** BEGIN **

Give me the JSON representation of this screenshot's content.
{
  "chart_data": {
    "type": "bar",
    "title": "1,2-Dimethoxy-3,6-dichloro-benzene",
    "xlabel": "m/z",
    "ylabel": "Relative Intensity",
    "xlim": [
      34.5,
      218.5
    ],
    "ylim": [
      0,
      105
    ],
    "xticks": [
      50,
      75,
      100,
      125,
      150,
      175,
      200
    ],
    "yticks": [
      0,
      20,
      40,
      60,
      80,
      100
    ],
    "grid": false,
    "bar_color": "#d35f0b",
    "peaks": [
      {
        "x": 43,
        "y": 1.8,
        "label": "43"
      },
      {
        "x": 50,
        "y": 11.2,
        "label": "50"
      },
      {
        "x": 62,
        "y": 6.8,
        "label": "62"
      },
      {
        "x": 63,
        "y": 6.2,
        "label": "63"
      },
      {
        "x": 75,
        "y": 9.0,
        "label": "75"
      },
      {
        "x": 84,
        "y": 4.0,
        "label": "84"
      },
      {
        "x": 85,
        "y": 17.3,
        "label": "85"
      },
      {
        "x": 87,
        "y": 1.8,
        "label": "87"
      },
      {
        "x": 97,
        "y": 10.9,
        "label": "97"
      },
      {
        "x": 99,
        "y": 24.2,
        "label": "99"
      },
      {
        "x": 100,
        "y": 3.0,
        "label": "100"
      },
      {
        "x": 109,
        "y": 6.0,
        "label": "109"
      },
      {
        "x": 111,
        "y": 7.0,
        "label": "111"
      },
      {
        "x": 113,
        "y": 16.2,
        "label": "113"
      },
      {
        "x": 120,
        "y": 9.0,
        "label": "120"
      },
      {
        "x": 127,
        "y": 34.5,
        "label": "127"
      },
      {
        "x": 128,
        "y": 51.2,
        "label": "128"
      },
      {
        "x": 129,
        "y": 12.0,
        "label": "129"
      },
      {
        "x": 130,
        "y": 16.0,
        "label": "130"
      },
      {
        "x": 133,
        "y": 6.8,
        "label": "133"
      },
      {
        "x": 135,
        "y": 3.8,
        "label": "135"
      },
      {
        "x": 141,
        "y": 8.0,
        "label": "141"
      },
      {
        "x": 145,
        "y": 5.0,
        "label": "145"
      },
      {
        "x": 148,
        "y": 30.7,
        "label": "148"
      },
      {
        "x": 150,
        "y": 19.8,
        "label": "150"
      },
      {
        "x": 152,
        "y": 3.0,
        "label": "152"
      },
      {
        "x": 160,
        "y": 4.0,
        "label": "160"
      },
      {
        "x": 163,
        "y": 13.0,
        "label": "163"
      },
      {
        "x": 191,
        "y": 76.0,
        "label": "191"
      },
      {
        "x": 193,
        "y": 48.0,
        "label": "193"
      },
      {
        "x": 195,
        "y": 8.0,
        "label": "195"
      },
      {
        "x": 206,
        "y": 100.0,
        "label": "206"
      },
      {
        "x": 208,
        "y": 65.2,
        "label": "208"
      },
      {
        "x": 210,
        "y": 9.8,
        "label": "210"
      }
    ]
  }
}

** END **

### Exercise
Print out every record again, exactly and in full.

### Reply
Give me the JSON representation of this screenshot's content.
{
  "chart_data": {
    "type": "bar",
    "title": "1,2-Dimethoxy-3,6-dichloro-benzene",
    "xlabel": "m/z",
    "ylabel": "Relative Intensity",
    "xlim": [
      34.5,
      218.5
    ],
    "ylim": [
      0,
      105
    ],
    "xticks": [
      50,
      75,
      100,
      125,
      150,
      175,
      200
    ],
    "yticks": [
      0,
      20,
      40,
      60,
      80,
      100
    ],
    "grid": false,
    "bar_color": "#d35f0b",
    "peaks": [
      {
        "x": 43,
        "y": 1.8,
        "label": "43"
      },
      {
        "x": 50,
        "y": 11.2,
        "label": "50"
      },
      {
        "x": 62,
        "y": 6.8,
        "label": "62"
      },
      {
        "x": 63,
        "y": 6.2,
        "label": "63"
      },
      {
        "x": 75,
        "y": 9.0,
        "label": "75"
      },
      {
        "x": 84,
        "y": 4.0,
        "label": "84"
      },
      {
        "x": 85,
        "y": 17.3,
        "label": "85"
      },
      {
        "x": 87,
        "y": 1.8,
        "label": "87"
      },
      {
        "x": 97,
        "y": 10.9,
        "label": "97"
      },
      {
        "x": 99,
        "y": 24.2,
        "label": "99"
      },
      {
        "x": 100,
        "y": 3.0,
        "label": "100"
      },
      {
        "x": 109,
        "y": 6.0,
        "label": "109"
      },
      {
        "x": 111,
        "y": 7.0,
        "label": "111"
      },
      {
        "x": 113,
        "y": 16.2,
        "label": "113"
      },
      {
        "x": 120,
        "y": 9.0,
        "label": "120"
      },
      {
        "x": 127,
        "y": 34.5,
        "label": "127"
      },
      {
        "x": 128,
        "y": 51.2,
        "label": "128"
      },
      {
        "x": 129,
        "y": 12.0,
        "label": "129"
      },
      {
        "x": 130,
        "y": 16.0,
        "label": "130"
      },
      {
        "x": 133,
        "y": 6.8,
        "label": "133"
      },
      {
        "x": 135,
        "y": 3.8,
        "label": "135"
      },
      {
        "x": 141,
        "y": 8.0,
        "label": "141"
      },
      {
        "x": 145,
        "y": 5.0,
        "label": "145"
      },
      {
        "x": 148,
        "y": 30.7,
        "label": "148"
      },
      {
        "x": 150,
        "y": 19.8,
        "label": "150"
      },
      {
        "x": 152,
        "y": 3.0,
        "label": "152"
      },
      {
        "x": 160,
        "y": 4.0,
        "label": "160"
      },
      {
        "x": 163,
        "y": 13.0,
        "label": "163"
      },
      {
        "x": 191,
        "y": 76.0,
        "label": "191"
      },
      {
        "x": 193,
        "y": 48.0,
        "label": "193"
      },
      {
        "x": 195,
        "y": 8.0,
        "label": "195"
      },
      {
        "x": 206,
        "y": 100.0,
        "label": "206"
      },
      {
        "x": 208,
        "y": 65.2,
        "label": "208"
      },
      {
        "x": 210,
        "y": 9.8,
        "label": "210"
      }
    ]
  }
}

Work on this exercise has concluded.